Challenge:
Which lines of the records contain "online"? Collect every one of them.

Data records:
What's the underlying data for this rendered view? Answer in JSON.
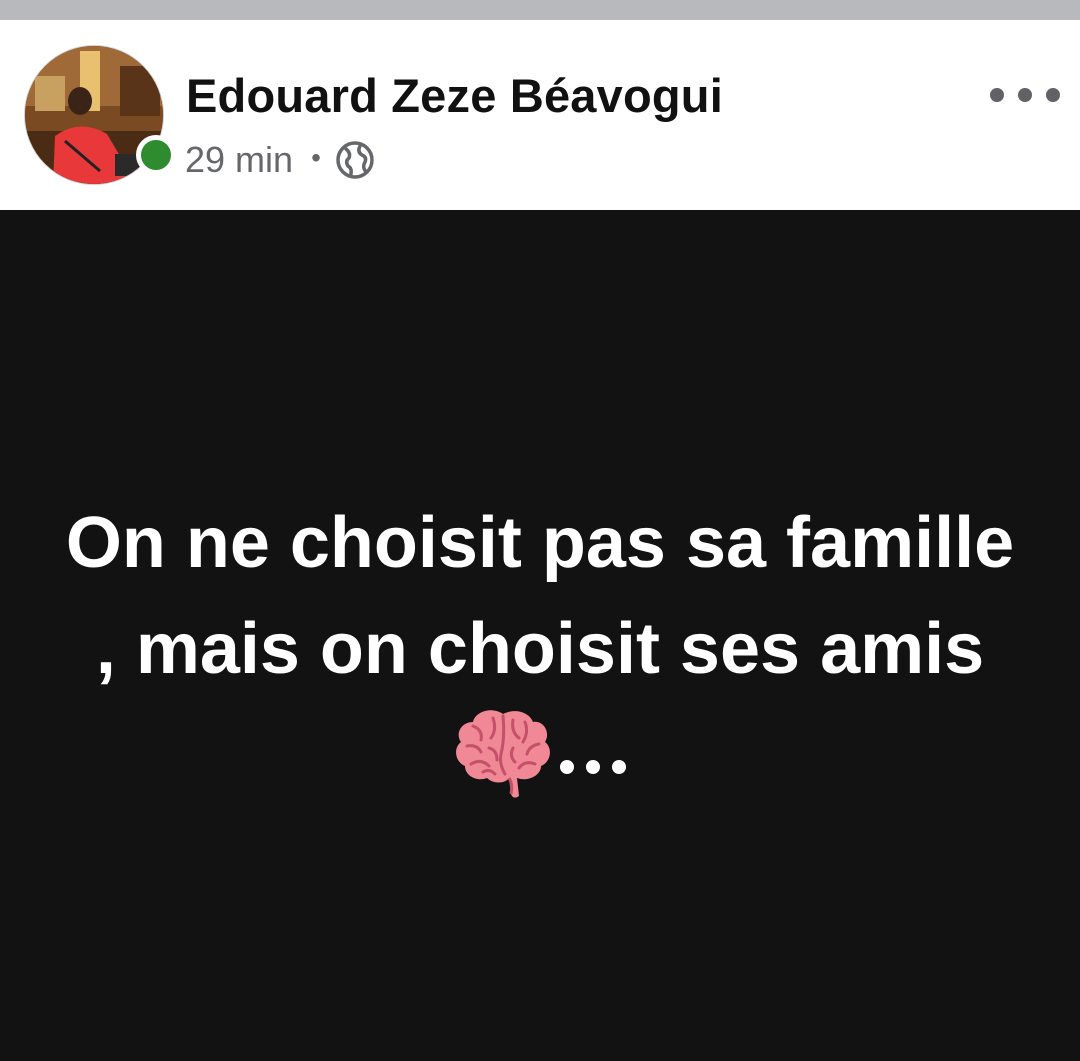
{
  "post": {
    "author_name": "Edouard Zeze Béavogui",
    "time": "29 min",
    "separator": "•",
    "privacy_icon": "globe-icon",
    "more_icon": "more-options-icon",
    "online_status": "online",
    "text_lines": [
      "On ne choisit pas sa famille",
      ", mais on choisit ses amis"
    ],
    "emoji": "brain-icon",
    "trailing_text": "..."
  },
  "colors": {
    "header_bg": "#ffffff",
    "body_bg": "#121212",
    "text": "#ffffff",
    "meta_text": "#65676b",
    "online": "#2e8b2e"
  }
}
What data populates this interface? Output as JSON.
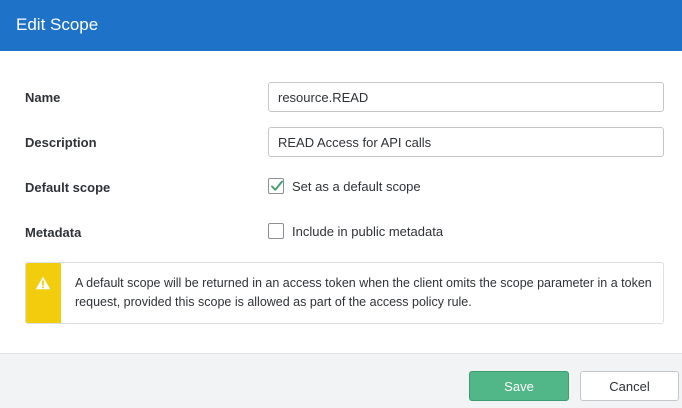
{
  "dialog": {
    "title": "Edit Scope"
  },
  "form": {
    "name": {
      "label": "Name",
      "value": "resource.READ"
    },
    "description": {
      "label": "Description",
      "value": "READ Access for API calls"
    },
    "default_scope": {
      "label": "Default scope",
      "checkbox_label": "Set as a default scope",
      "checked": true
    },
    "metadata": {
      "label": "Metadata",
      "checkbox_label": "Include in public metadata",
      "checked": false
    }
  },
  "warning": {
    "icon": "warning-triangle-icon",
    "text": "A default scope will be returned in an access token when the client omits the scope parameter in a token request, provided this scope is allowed as part of the access policy rule."
  },
  "footer": {
    "save_label": "Save",
    "cancel_label": "Cancel"
  },
  "colors": {
    "header": "#1e72c7",
    "save_button": "#52b788",
    "warning_stripe": "#f2cd0e",
    "checkmark": "#3a9c6a"
  }
}
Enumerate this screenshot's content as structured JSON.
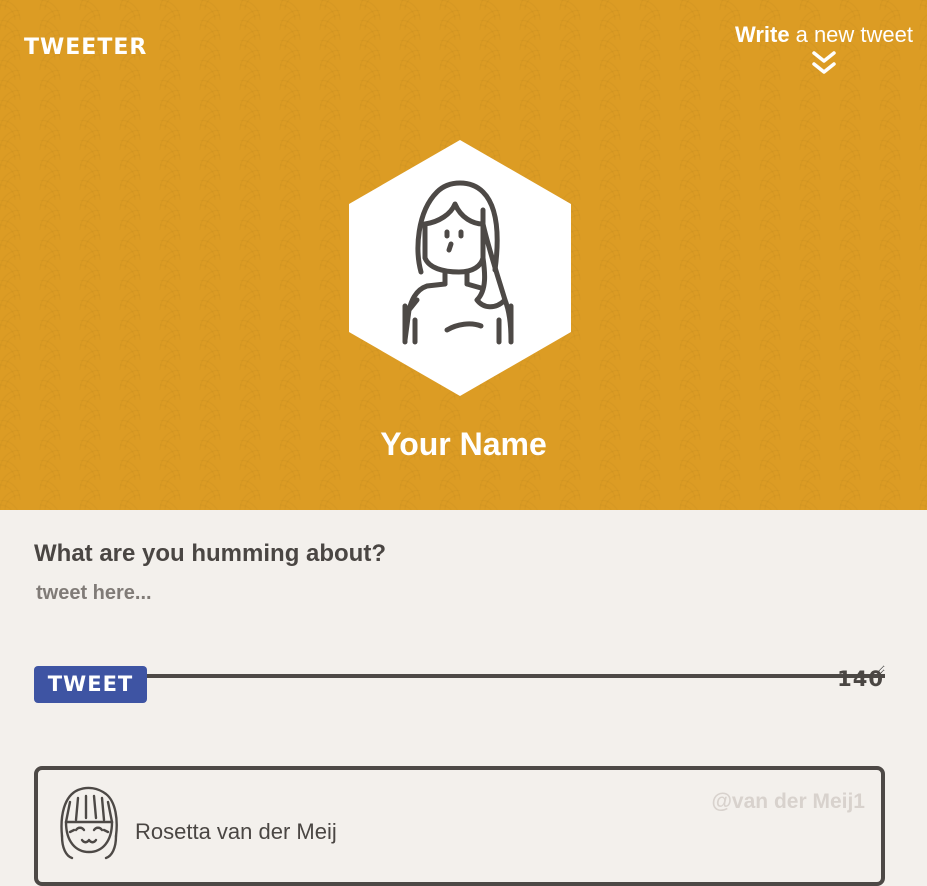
{
  "app": {
    "logo": "TWEETER"
  },
  "nav": {
    "write_strong": "Write",
    "write_light": "a new tweet",
    "chevron_icon": "double-chevron-down-icon"
  },
  "profile": {
    "avatar_icon": "user-avatar-hexagon-icon",
    "name": "Your Name"
  },
  "compose": {
    "label": "What are you humming about?",
    "placeholder": "tweet here...",
    "value": "",
    "button_label": "TWEET",
    "char_count": "140"
  },
  "feed": {
    "tweets": [
      {
        "avatar_icon": "user-avatar-icon",
        "name": "Rosetta van der Meij",
        "handle": "@van der Meij1"
      }
    ]
  },
  "colors": {
    "header_bg": "#dc9c24",
    "page_bg": "#f3f0ec",
    "button_bg": "#3e54a3",
    "text_dark": "#4a4643",
    "handle_text": "#d8d2cd"
  }
}
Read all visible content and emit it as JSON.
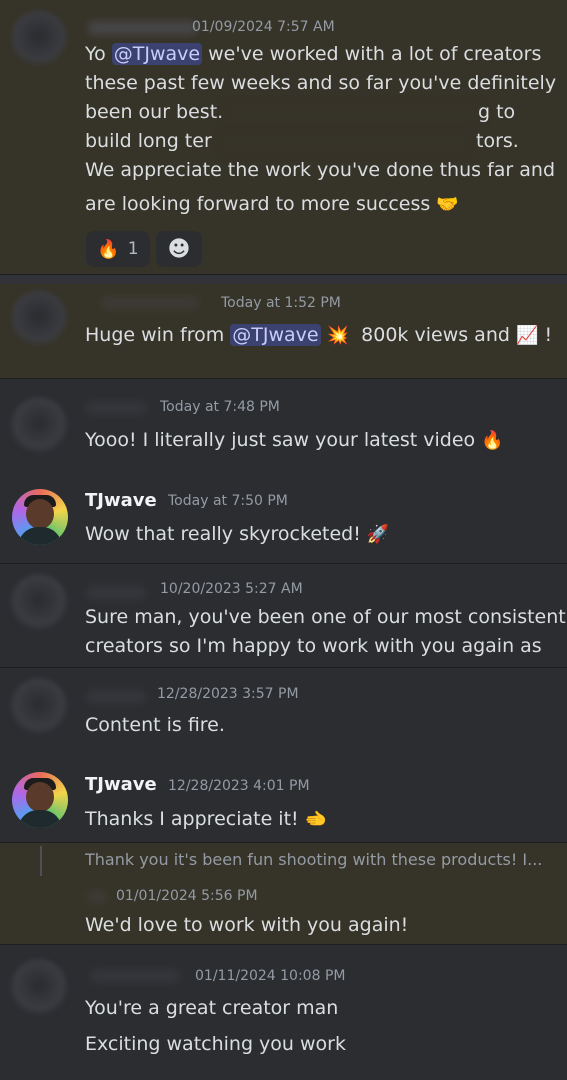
{
  "messages": [
    {
      "timestamp": "01/09/2024 7:57 AM",
      "text_lines": [
        "we've worked with a lot of creators",
        "these past few weeks and so far you've definitely",
        "been our best.",
        "build long ter",
        "We appreciate the work you've done thus far and",
        "are looking forward to more success"
      ],
      "prefix": "Yo",
      "mention": "@TJwave",
      "line3_tail": "g to",
      "line4_tail": "tors.",
      "reaction_count": "1"
    },
    {
      "timestamp": "Today at 1:52 PM",
      "prefix": "Huge win from",
      "mention": "@TJwave",
      "middle": "800k views and",
      "suffix": "!"
    },
    {
      "timestamp": "Today at 7:48 PM",
      "text": "Yooo! I literally just saw your latest video"
    },
    {
      "username": "TJwave",
      "timestamp": "Today at 7:50 PM",
      "text": "Wow that really skyrocketed!"
    },
    {
      "timestamp": "10/20/2023 5:27 AM",
      "text_lines": [
        "Sure man, you've been one of our most consistent",
        "creators so I'm happy to work with you again as"
      ]
    },
    {
      "timestamp": "12/28/2023 3:57 PM",
      "text": "Content is fire."
    },
    {
      "username": "TJwave",
      "timestamp": "12/28/2023 4:01 PM",
      "text": "Thanks I appreciate it!"
    },
    {
      "reply_preview": "Thank you it's been fun shooting with these products! I...",
      "timestamp": "01/01/2024 5:56 PM",
      "text": "We'd love to work with you again!"
    },
    {
      "timestamp": "01/11/2024 10:08 PM",
      "text_lines": [
        "You're a great creator man",
        "Exciting watching you work"
      ]
    }
  ],
  "icons": {
    "fire": "🔥",
    "handshake": "🤝",
    "collision": "💥",
    "chart": "📈",
    "rocket": "🚀",
    "point": "🫲",
    "smiley": "☻"
  }
}
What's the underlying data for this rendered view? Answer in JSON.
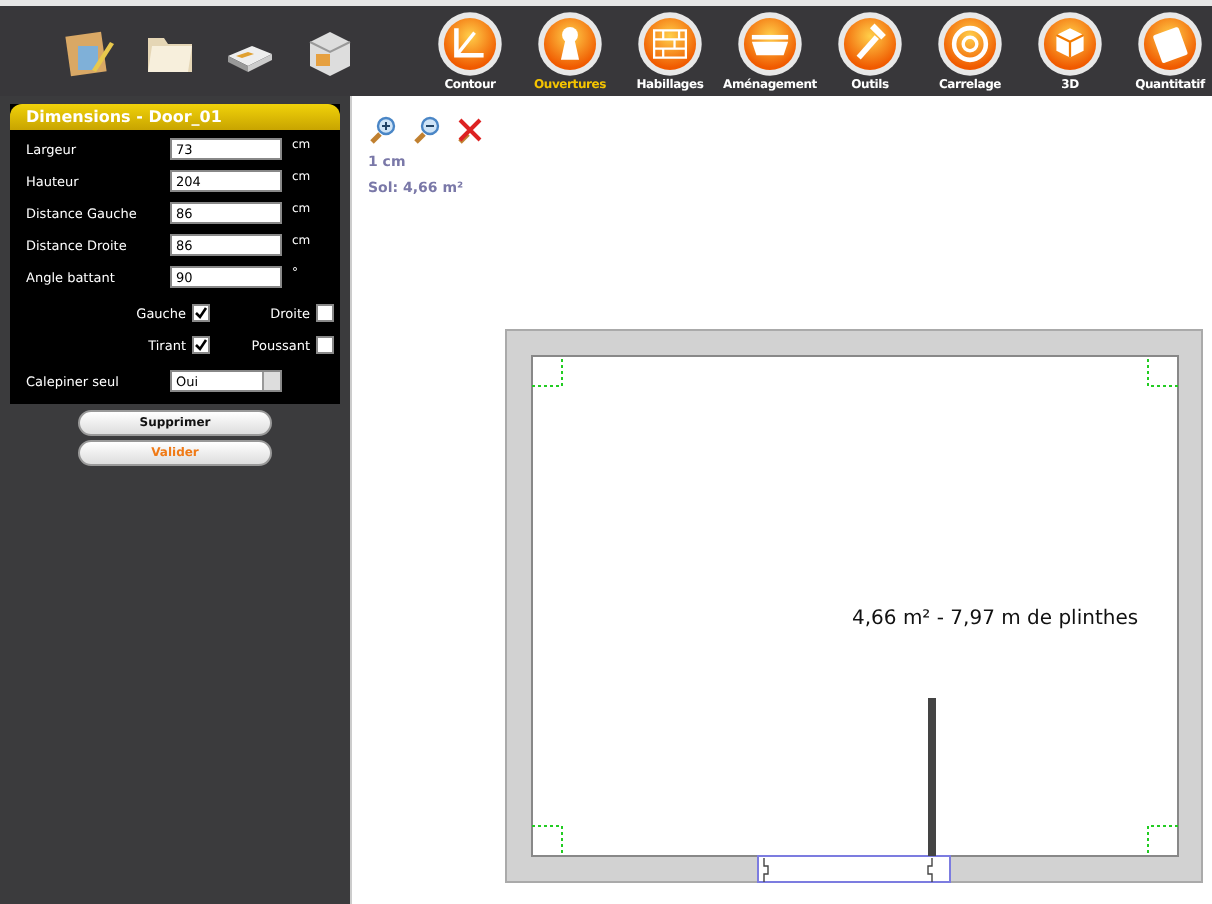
{
  "modules": [
    {
      "label": "Contour",
      "selected": false
    },
    {
      "label": "Ouvertures",
      "selected": true
    },
    {
      "label": "Habillages",
      "selected": false
    },
    {
      "label": "Aménagement",
      "selected": false
    },
    {
      "label": "Outils",
      "selected": false
    },
    {
      "label": "Carrelage",
      "selected": false
    },
    {
      "label": "3D",
      "selected": false
    },
    {
      "label": "Quantitatif",
      "selected": false
    }
  ],
  "panel": {
    "title": "Dimensions - Door_01",
    "fields": [
      {
        "label": "Largeur",
        "value": "73",
        "unit": "cm"
      },
      {
        "label": "Hauteur",
        "value": "204",
        "unit": "cm"
      },
      {
        "label": "Distance Gauche",
        "value": "86",
        "unit": "cm"
      },
      {
        "label": "Distance Droite",
        "value": "86",
        "unit": "cm"
      },
      {
        "label": "Angle battant",
        "value": "90",
        "unit": "°"
      }
    ],
    "checkboxes": [
      {
        "label": "Gauche",
        "checked": true
      },
      {
        "label": "Droite",
        "checked": false
      },
      {
        "label": "Tirant",
        "checked": true
      },
      {
        "label": "Poussant",
        "checked": false
      }
    ],
    "select": {
      "label": "Calepiner seul",
      "value": "Oui"
    },
    "buttons": [
      {
        "label": "Supprimer",
        "kind": "delete"
      },
      {
        "label": "Valider",
        "kind": "confirm"
      }
    ]
  },
  "canvas": {
    "scale": "1 cm",
    "area": "Sol: 4,66 m²",
    "room_label": "4,66 m² - 7,97 m de plinthes"
  }
}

Problem solution:
    "online_status": "online",
    "online": "#2e8b2e"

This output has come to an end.